** DIRECTIVE **
Go through the listing and pick out each line with the word "Fränzchen" in it.

** SUPPLIED MATERIAL **
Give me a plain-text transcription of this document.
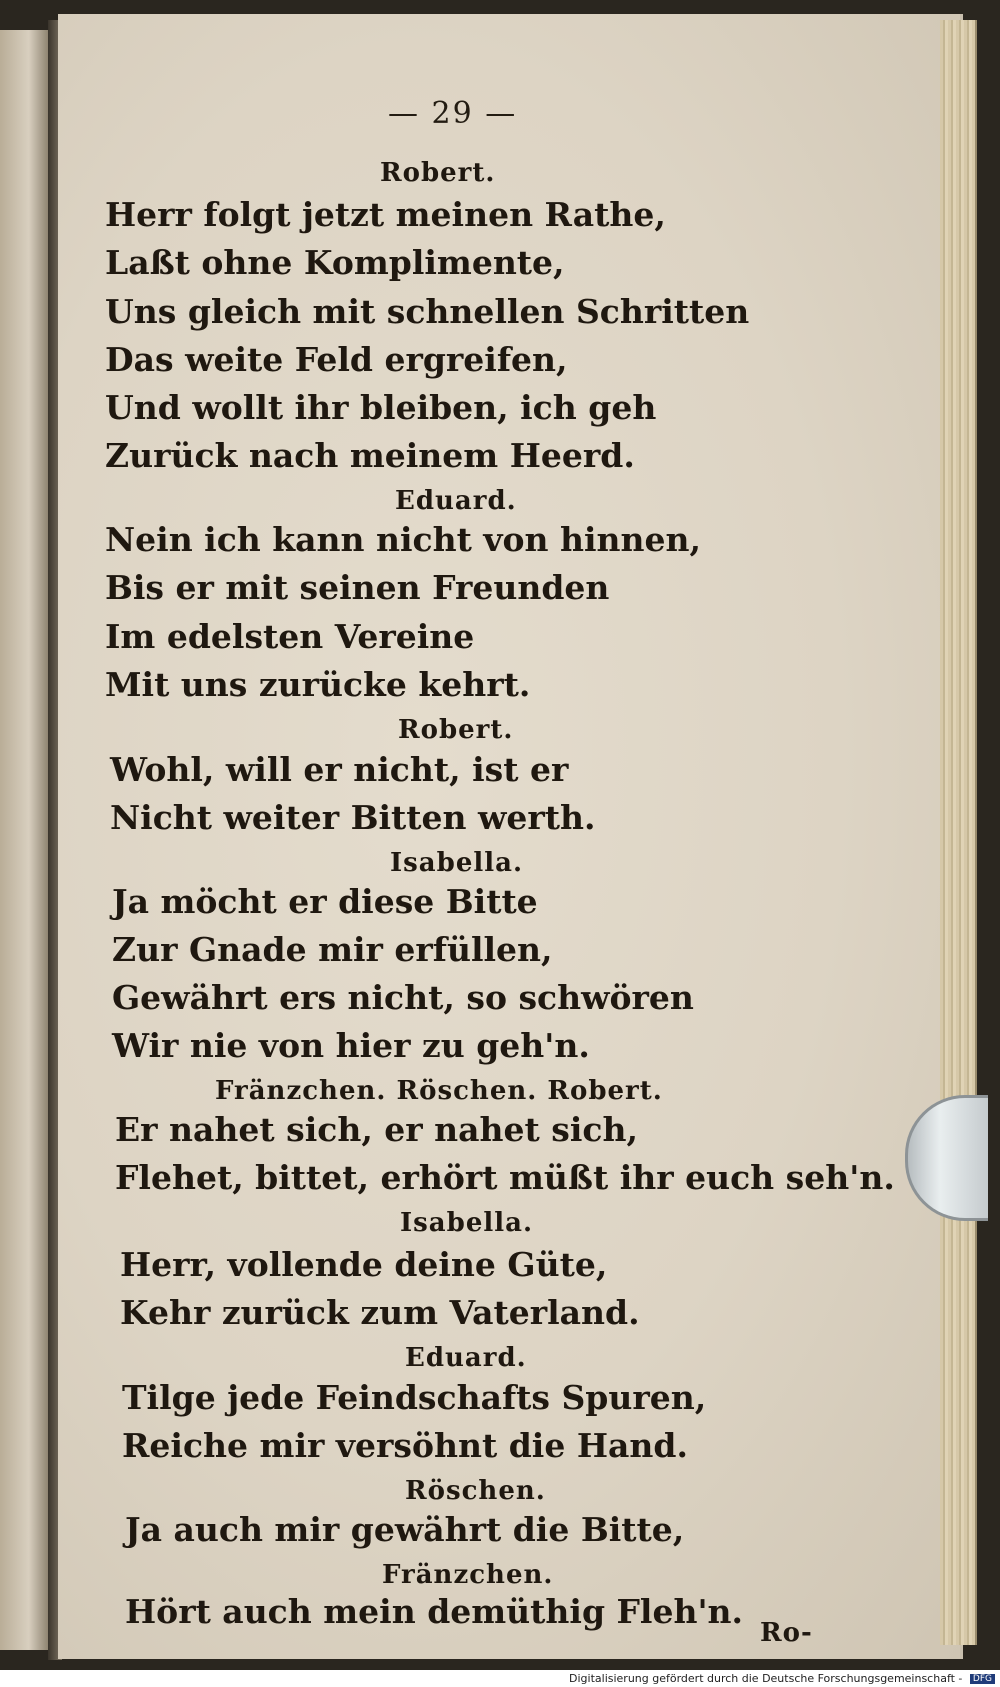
— 29 —
Robert.
Herr folgt jetzt meinen Rathe,
Laßt ohne Komplimente,
Uns gleich mit schnellen Schritten
Das weite Feld ergreifen,
Und wollt ihr bleiben, ich geh
Zurück nach meinem Heerd.
Eduard.
Nein ich kann nicht von hinnen,
Bis er mit seinen Freunden
Im edelsten Vereine
Mit uns zurücke kehrt.
Robert.
Wohl, will er nicht, ist er
Nicht weiter Bitten werth.
Isabella.
Ja möcht er diese Bitte
Zur Gnade mir erfüllen,
Gewährt ers nicht, so schwören
Wir nie von hier zu geh'n.
Fränzchen. Röschen. Robert.
Er nahet sich, er nahet sich,
Flehet, bittet, erhört müßt ihr euch seh'n.
Isabella.
Herr, vollende deine Güte,
Kehr zurück zum Vaterland.
Eduard.
Tilge jede Feindschafts Spuren,
Reiche mir versöhnt die Hand.
Röschen.
Ja auch mir gewährt die Bitte,
Fränzchen.
Hört auch mein demüthig Fleh'n.
Ro-
Digitalisierung gefördert durch die Deutsche Forschungsgemeinschaft - DFG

** RIGHT ANSWER **
Fränzchen. Röschen. Robert.
Fränzchen.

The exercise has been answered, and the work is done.